## Exercise input
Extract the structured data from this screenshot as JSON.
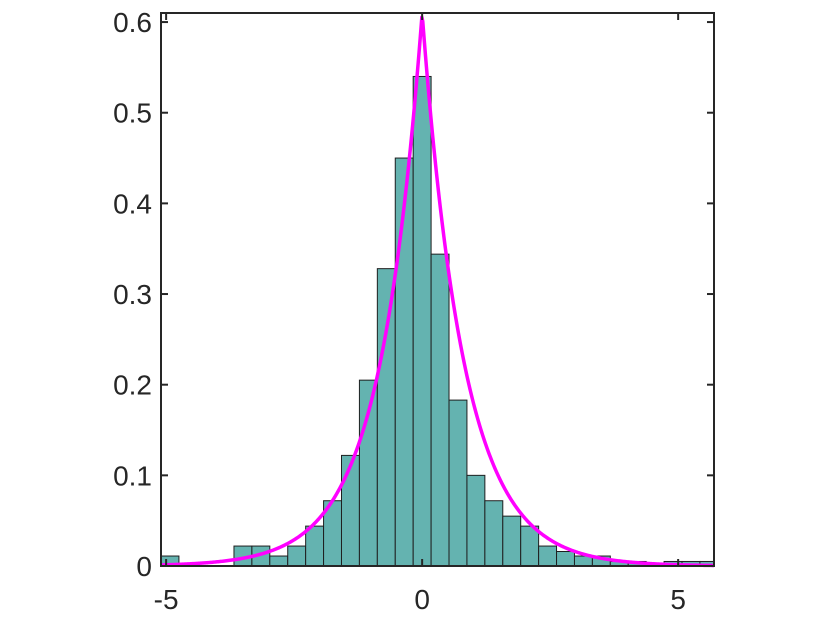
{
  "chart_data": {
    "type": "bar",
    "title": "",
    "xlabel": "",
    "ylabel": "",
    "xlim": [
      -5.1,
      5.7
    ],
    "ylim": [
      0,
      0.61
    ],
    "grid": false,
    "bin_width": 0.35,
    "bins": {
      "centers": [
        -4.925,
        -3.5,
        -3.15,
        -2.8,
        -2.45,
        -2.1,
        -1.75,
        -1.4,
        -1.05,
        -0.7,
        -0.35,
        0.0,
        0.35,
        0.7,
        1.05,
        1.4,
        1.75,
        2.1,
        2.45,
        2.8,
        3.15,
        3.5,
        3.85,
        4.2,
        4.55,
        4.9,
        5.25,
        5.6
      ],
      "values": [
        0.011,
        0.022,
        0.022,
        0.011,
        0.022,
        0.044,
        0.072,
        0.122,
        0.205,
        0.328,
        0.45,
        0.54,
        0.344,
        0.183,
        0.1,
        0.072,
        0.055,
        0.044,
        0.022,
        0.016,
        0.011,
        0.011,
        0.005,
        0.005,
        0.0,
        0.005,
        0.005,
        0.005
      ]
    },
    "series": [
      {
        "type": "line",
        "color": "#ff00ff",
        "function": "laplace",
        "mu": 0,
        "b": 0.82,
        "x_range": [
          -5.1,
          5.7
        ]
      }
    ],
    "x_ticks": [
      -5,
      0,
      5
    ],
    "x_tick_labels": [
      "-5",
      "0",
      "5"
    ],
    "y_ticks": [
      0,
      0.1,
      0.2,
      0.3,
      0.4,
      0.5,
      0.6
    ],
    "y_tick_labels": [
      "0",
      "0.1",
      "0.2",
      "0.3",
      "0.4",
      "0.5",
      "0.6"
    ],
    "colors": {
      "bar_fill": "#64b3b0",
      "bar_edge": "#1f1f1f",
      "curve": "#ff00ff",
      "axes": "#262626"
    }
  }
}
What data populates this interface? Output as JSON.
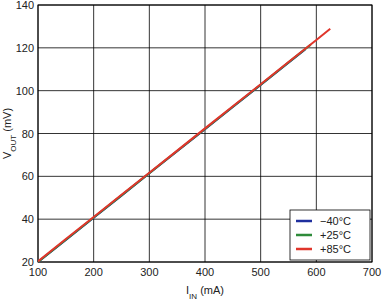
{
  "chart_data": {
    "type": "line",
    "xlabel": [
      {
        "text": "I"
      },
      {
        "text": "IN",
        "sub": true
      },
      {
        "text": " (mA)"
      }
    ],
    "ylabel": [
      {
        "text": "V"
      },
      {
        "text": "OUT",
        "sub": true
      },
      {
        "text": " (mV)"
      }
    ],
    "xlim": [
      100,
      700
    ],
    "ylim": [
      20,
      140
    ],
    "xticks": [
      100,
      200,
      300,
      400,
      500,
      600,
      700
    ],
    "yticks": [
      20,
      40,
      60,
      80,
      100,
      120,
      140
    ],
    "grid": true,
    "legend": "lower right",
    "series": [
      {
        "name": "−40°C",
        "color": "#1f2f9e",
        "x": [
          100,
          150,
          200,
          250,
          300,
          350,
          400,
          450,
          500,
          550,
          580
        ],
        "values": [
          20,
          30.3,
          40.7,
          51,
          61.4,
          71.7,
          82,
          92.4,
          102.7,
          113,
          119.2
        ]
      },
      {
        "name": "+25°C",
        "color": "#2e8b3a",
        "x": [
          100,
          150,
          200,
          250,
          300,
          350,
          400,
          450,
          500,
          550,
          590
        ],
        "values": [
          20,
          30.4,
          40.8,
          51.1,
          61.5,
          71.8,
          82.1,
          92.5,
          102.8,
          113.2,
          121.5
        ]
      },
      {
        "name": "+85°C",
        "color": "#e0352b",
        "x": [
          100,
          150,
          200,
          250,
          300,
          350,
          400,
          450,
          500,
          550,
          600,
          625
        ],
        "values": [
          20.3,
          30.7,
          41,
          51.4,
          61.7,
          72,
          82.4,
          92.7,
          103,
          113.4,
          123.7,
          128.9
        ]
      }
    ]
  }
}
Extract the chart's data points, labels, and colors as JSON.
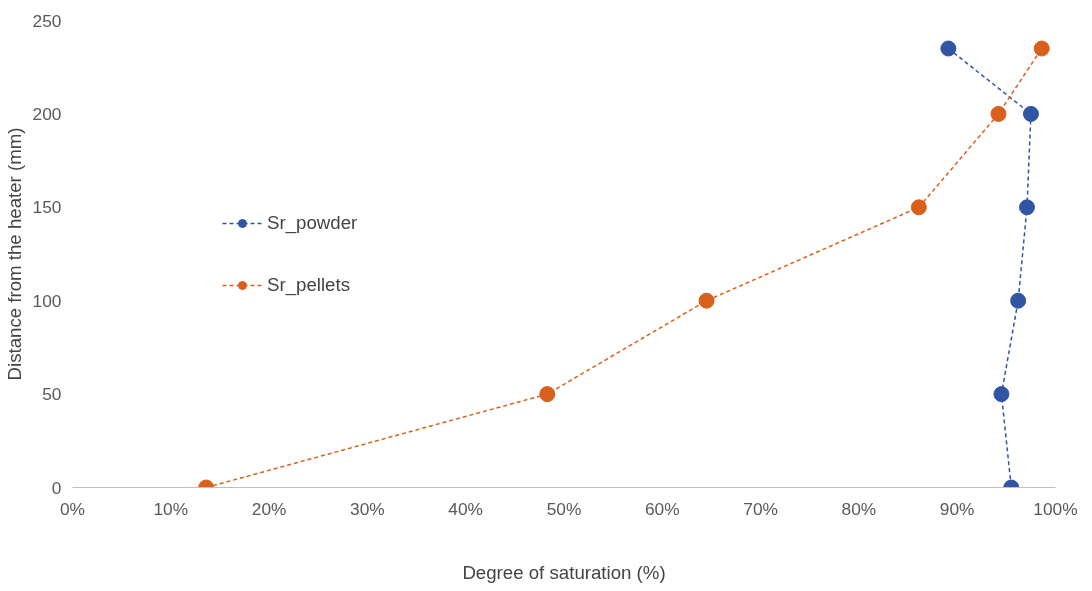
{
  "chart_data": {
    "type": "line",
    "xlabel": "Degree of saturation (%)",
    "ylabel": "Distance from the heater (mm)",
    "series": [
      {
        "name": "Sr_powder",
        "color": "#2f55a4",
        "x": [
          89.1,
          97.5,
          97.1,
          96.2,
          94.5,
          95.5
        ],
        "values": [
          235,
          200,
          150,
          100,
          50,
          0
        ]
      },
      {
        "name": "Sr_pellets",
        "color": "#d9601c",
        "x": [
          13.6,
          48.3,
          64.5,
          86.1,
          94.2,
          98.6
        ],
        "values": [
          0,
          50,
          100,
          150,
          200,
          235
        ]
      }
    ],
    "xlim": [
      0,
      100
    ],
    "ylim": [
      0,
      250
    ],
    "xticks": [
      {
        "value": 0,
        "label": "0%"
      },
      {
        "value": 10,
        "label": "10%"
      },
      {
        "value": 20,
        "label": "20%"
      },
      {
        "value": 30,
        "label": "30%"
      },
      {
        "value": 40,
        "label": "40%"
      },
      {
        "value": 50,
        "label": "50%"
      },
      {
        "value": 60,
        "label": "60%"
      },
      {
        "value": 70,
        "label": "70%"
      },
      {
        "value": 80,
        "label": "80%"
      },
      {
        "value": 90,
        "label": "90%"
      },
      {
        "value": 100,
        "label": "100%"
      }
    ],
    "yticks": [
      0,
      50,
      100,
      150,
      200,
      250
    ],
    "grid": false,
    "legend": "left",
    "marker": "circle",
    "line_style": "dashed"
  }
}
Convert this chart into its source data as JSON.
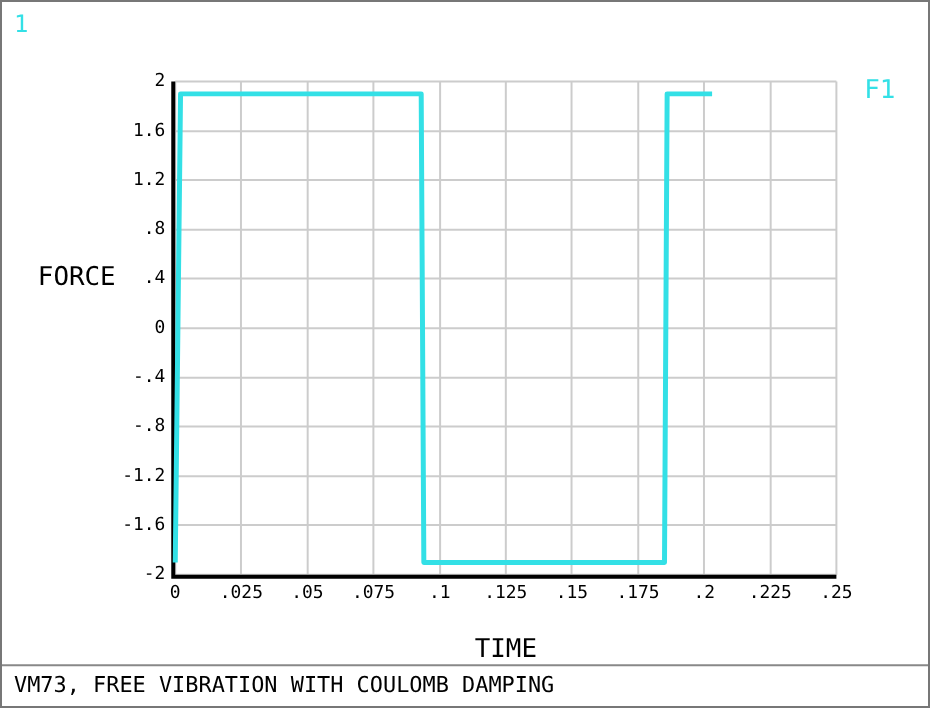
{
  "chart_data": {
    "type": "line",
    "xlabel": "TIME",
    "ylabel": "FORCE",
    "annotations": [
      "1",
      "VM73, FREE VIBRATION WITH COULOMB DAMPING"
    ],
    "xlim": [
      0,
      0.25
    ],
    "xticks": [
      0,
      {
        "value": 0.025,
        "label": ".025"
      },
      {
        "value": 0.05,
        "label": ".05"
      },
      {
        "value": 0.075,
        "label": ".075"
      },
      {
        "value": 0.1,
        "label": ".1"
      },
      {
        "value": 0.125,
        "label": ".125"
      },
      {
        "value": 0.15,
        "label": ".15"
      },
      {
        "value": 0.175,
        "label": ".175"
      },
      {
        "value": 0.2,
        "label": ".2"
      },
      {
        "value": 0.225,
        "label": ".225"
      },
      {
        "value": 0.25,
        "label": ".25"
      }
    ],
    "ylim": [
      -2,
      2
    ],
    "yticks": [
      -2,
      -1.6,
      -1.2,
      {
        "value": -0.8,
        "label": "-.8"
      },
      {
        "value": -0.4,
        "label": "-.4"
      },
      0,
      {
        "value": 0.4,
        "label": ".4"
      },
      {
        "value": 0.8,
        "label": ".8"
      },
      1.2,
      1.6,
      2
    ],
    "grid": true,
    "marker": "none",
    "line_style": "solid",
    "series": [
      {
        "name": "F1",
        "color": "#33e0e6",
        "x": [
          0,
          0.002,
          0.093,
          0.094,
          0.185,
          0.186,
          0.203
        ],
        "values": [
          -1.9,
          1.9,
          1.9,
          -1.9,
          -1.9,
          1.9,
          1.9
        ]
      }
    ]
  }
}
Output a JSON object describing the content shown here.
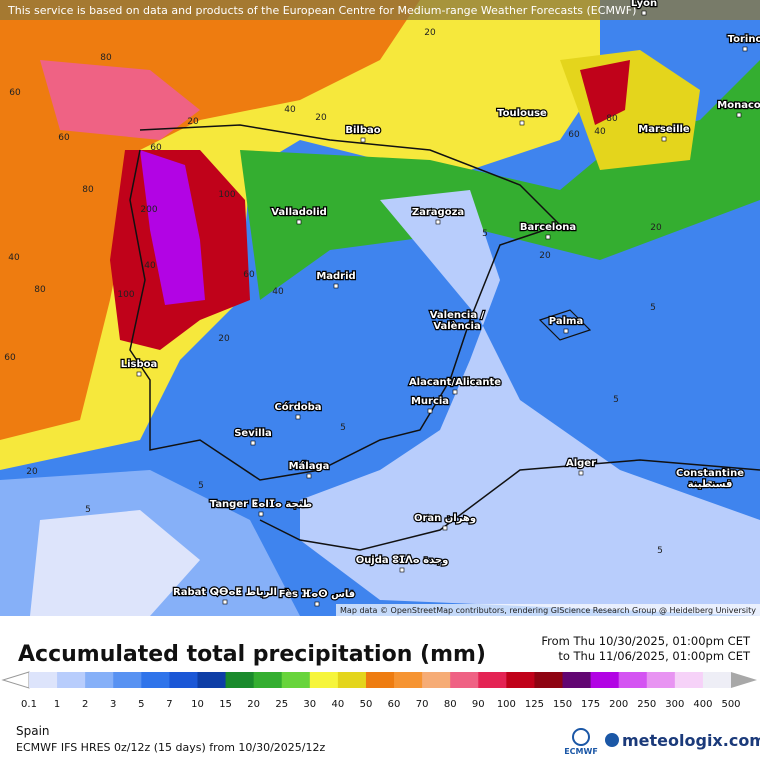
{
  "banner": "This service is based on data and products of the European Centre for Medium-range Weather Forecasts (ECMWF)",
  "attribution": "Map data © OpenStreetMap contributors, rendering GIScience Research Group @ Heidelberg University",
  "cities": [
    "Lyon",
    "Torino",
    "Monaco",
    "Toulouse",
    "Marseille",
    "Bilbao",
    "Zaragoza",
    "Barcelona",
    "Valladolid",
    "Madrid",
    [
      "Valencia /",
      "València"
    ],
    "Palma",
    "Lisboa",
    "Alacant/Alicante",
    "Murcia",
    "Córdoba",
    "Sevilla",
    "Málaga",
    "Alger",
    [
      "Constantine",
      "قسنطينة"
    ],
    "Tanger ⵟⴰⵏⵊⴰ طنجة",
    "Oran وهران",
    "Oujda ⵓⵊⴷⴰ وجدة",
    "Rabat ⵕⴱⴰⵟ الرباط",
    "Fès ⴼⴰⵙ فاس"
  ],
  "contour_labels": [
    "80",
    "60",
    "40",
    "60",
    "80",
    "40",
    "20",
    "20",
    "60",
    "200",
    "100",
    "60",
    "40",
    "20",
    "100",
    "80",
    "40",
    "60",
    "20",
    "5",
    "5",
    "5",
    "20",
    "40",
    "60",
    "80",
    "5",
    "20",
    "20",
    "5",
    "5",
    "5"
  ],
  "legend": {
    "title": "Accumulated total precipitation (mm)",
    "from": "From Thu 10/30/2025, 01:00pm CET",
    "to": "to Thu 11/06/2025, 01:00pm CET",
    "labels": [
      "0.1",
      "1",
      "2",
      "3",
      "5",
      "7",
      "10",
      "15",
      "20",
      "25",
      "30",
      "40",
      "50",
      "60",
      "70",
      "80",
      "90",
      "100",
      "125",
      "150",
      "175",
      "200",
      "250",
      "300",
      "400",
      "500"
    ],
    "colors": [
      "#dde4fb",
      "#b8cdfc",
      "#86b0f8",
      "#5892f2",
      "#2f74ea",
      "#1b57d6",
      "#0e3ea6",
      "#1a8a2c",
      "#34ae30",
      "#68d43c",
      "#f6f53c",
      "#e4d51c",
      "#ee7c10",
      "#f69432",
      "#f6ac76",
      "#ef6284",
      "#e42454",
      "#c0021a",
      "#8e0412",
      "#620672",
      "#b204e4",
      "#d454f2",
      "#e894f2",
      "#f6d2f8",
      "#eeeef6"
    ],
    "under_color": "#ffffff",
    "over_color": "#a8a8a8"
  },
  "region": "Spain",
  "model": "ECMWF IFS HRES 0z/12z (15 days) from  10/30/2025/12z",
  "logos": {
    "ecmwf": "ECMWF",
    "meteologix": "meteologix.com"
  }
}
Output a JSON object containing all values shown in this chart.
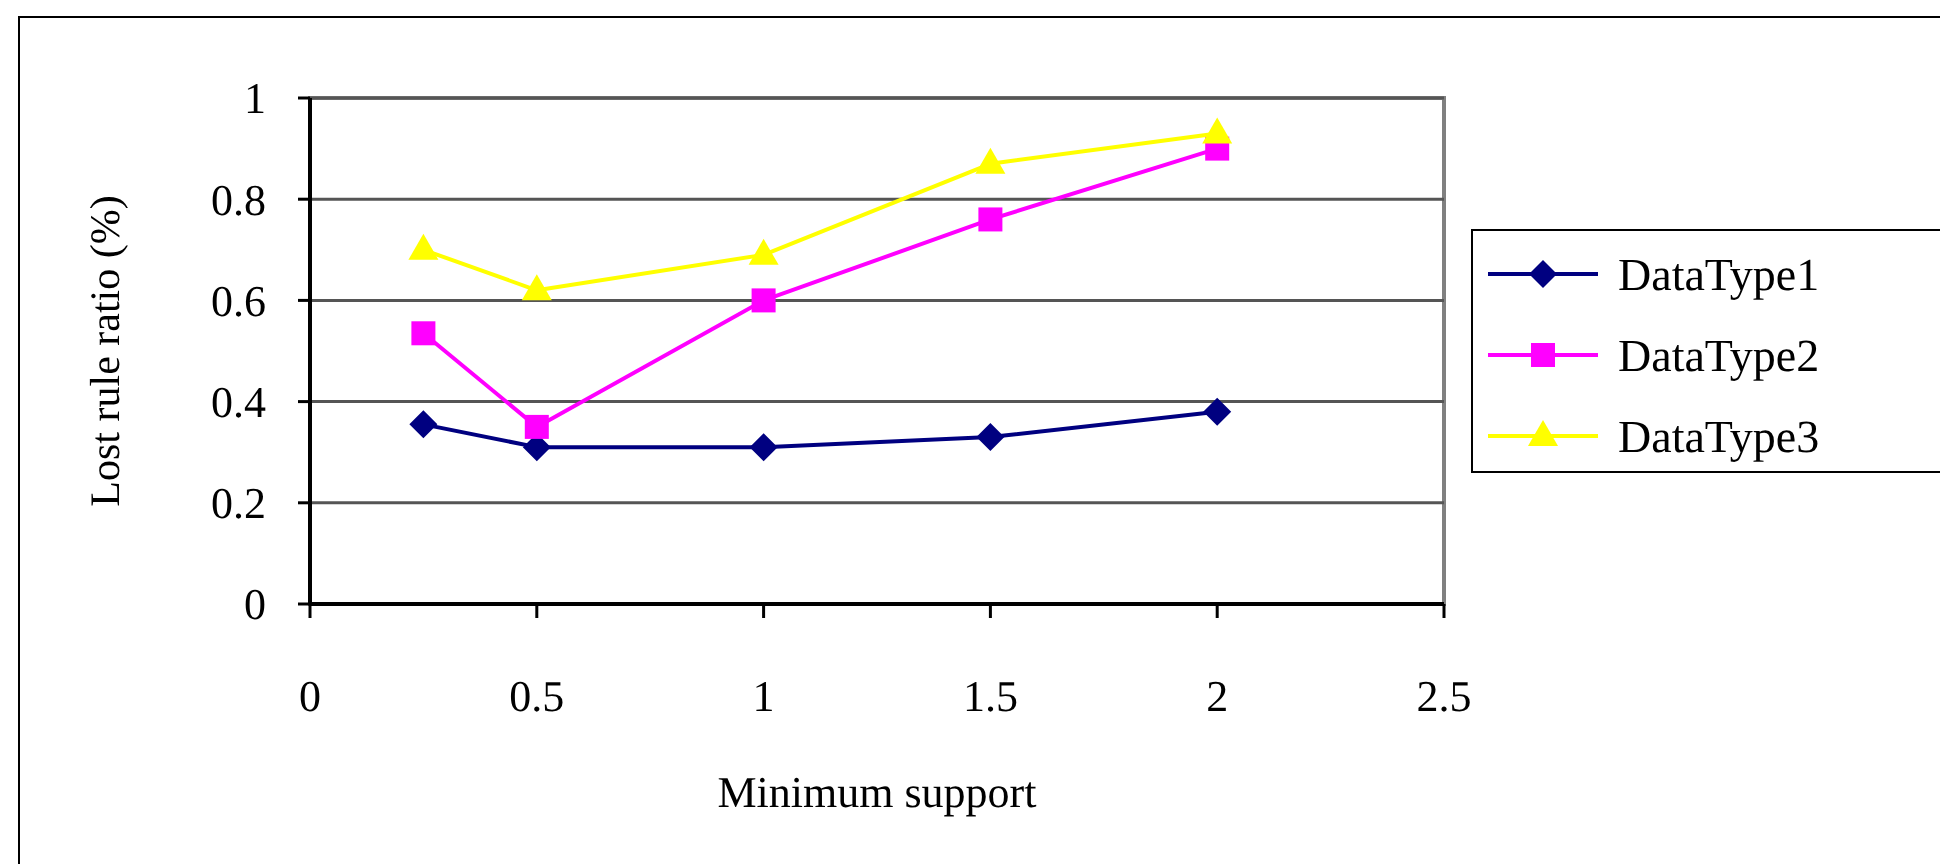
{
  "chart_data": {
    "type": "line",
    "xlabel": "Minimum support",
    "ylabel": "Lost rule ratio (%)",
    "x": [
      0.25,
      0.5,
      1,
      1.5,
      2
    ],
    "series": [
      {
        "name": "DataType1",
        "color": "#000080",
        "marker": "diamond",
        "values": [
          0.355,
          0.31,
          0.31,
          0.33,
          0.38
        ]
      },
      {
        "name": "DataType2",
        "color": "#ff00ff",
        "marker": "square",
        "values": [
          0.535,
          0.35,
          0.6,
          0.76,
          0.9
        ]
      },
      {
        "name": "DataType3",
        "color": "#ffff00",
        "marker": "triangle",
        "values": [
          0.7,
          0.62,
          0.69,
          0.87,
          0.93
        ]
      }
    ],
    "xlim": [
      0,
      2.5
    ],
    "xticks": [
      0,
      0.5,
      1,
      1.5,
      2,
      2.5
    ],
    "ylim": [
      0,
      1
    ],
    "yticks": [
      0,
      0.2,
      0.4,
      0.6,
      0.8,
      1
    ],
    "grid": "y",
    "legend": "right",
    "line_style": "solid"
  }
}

## Work to complete
Copy out the lines in which the string "shown" appears.

## Output for this exercise
Output a JSON object describing the content shown here.
Output a JSON object containing all values shown in this chart.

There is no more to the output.